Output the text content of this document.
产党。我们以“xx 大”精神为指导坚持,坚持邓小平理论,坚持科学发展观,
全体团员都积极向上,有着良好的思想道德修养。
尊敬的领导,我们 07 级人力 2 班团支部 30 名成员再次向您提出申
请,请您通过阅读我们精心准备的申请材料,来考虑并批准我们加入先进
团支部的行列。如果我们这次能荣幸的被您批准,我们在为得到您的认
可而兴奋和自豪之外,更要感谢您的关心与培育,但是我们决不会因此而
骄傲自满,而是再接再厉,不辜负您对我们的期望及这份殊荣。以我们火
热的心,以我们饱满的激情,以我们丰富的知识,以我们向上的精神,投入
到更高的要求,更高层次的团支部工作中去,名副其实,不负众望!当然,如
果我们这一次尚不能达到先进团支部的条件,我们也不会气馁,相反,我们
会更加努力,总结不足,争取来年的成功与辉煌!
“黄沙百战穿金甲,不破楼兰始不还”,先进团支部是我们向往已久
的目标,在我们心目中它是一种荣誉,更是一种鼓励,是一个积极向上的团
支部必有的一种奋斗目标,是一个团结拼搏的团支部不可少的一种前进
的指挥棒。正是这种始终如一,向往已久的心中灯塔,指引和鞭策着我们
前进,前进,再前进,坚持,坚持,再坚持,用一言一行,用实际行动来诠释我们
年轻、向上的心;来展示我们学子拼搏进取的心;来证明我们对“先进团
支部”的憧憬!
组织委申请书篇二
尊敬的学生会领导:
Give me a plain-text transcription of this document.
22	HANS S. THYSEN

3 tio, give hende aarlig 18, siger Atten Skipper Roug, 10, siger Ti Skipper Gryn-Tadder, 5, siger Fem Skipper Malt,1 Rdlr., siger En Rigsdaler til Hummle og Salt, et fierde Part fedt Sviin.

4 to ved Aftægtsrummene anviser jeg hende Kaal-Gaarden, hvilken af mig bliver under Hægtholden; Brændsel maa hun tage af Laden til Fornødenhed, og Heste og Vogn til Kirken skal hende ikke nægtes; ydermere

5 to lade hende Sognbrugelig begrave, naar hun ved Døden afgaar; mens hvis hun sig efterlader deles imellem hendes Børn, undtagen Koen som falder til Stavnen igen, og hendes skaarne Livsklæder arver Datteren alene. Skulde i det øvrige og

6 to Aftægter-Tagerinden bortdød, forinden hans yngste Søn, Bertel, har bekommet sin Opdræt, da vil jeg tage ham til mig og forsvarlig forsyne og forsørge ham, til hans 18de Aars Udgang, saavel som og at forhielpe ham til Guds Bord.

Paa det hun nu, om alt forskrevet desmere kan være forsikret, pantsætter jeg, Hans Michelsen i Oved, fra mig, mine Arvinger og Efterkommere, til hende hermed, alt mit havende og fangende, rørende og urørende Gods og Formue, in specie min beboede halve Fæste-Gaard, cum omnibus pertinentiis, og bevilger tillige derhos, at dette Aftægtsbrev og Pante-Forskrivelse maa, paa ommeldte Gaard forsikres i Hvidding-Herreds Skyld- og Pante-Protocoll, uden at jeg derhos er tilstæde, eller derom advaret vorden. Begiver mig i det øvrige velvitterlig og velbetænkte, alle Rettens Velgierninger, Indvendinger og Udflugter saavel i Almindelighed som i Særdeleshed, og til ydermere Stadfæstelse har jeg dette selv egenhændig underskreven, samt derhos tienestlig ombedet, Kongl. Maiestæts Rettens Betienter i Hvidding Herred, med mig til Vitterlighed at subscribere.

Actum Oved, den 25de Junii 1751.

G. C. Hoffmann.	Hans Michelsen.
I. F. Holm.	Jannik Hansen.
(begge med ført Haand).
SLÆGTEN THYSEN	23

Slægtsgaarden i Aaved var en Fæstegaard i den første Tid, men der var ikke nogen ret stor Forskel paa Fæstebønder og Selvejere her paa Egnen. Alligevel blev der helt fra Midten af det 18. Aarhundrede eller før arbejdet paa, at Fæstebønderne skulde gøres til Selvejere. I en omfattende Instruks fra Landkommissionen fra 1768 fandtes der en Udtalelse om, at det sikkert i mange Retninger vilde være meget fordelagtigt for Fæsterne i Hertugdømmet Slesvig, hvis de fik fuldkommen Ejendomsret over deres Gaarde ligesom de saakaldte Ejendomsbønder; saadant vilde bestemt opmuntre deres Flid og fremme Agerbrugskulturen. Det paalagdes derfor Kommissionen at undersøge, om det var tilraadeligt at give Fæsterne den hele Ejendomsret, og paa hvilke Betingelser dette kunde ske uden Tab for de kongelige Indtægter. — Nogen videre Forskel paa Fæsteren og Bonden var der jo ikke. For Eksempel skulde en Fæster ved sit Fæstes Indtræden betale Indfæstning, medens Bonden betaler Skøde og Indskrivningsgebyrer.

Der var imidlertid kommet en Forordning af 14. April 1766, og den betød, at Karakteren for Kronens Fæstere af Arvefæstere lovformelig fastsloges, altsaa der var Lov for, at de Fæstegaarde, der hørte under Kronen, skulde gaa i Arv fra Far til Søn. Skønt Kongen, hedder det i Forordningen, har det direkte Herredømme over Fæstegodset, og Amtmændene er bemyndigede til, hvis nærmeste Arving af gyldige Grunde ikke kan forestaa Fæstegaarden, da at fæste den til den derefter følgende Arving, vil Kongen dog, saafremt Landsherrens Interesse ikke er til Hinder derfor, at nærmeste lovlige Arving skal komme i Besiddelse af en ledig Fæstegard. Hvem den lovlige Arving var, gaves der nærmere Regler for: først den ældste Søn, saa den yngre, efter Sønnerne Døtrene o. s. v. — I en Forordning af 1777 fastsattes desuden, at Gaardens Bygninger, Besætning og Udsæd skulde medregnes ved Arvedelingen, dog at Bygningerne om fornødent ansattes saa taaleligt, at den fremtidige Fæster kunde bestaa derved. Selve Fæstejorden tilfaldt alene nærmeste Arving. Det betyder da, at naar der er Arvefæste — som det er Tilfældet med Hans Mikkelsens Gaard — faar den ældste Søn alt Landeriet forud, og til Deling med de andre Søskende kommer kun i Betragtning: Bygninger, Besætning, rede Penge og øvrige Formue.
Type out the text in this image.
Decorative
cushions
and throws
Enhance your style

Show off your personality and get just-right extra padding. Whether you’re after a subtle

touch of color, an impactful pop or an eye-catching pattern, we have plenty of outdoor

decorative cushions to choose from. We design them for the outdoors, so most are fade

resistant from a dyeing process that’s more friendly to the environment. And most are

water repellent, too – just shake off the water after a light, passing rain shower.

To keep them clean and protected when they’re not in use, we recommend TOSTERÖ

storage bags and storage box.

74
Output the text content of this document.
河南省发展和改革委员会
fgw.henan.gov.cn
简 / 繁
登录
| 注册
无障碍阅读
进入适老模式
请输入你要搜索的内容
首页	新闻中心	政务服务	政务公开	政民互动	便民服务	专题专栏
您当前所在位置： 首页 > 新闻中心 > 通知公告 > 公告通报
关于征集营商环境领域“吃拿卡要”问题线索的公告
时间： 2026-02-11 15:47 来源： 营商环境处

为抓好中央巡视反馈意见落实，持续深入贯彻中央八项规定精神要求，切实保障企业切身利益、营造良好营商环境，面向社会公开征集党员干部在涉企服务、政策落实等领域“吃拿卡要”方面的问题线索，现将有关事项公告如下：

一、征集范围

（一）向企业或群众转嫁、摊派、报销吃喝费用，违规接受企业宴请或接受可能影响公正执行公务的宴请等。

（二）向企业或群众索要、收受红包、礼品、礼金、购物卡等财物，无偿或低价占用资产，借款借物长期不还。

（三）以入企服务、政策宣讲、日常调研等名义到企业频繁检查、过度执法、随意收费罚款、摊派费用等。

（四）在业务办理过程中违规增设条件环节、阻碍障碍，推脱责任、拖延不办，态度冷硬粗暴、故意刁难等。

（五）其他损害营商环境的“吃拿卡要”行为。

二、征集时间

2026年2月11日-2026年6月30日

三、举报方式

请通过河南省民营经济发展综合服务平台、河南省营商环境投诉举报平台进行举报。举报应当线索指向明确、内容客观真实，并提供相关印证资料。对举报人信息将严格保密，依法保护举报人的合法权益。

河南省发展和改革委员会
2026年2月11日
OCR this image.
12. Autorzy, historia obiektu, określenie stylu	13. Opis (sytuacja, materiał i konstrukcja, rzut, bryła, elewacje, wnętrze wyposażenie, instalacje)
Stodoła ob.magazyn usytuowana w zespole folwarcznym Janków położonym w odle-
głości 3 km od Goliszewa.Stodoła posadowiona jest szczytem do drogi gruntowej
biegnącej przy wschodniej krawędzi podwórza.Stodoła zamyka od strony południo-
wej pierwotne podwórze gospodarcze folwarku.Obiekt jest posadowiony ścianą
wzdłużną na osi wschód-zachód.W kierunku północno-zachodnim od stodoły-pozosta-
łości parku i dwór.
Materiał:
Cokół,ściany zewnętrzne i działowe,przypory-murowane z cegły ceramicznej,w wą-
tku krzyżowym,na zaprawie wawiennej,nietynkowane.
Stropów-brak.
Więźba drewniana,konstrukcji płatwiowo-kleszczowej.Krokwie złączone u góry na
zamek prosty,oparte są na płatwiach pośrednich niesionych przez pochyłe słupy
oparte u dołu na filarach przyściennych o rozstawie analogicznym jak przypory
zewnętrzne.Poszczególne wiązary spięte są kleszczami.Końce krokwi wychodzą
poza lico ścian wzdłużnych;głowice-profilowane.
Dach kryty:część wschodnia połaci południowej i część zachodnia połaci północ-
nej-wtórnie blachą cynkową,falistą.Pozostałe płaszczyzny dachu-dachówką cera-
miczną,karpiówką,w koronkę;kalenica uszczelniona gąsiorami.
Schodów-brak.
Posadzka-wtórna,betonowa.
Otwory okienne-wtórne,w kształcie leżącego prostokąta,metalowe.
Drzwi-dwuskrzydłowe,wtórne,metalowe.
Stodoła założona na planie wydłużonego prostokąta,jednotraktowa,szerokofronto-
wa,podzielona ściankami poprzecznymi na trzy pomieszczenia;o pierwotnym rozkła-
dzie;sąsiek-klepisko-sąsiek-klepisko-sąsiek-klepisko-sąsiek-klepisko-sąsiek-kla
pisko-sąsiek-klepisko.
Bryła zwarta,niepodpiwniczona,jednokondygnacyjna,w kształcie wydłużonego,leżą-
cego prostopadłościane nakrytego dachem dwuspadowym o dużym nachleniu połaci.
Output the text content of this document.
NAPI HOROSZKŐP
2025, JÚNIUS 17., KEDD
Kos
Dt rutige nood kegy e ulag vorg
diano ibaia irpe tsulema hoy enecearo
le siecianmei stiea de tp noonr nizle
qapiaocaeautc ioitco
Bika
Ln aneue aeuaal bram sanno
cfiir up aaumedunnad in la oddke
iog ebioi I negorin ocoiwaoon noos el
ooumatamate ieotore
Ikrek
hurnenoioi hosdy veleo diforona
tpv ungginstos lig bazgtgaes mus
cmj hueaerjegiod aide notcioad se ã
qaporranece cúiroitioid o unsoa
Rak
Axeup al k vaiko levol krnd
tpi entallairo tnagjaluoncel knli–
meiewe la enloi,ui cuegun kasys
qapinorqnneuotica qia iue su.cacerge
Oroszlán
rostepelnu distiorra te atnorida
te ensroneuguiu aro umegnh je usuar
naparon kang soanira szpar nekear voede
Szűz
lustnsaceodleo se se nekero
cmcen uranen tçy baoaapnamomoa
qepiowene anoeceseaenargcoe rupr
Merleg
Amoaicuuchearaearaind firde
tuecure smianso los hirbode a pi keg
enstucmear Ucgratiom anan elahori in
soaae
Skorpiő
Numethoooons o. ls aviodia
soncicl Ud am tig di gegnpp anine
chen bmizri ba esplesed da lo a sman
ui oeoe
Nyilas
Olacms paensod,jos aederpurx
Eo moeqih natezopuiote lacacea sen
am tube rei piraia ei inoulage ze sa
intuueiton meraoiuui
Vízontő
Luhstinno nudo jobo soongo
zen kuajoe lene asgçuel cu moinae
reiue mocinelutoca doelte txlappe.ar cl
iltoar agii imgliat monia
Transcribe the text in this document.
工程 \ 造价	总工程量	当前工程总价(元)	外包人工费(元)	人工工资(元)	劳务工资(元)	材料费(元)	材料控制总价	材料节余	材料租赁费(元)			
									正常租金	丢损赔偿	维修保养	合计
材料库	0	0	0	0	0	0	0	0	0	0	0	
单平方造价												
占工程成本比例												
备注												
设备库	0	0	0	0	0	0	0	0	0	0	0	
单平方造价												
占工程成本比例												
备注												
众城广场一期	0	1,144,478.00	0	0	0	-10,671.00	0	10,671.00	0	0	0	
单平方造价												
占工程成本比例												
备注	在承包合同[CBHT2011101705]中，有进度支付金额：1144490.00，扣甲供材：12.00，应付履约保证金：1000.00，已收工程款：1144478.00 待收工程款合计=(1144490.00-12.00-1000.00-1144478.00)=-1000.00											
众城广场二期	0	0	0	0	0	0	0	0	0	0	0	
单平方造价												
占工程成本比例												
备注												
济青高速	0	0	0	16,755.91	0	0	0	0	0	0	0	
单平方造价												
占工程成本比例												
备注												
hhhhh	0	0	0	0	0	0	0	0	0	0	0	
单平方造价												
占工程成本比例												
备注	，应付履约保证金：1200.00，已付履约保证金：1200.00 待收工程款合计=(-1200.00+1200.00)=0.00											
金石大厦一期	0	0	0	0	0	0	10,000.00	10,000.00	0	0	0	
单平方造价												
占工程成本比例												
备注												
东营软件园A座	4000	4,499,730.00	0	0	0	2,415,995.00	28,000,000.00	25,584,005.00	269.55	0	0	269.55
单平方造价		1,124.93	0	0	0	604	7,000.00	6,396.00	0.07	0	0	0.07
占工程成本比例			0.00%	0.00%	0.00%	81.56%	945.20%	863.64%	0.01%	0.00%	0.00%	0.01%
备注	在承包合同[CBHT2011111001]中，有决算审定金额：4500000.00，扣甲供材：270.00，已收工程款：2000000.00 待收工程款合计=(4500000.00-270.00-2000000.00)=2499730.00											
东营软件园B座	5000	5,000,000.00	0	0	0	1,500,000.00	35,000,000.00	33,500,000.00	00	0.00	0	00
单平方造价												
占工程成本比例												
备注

### Your instructions
Count each line of the data where the word "wtórne" appears, then reply with the total only.

### Task solution
2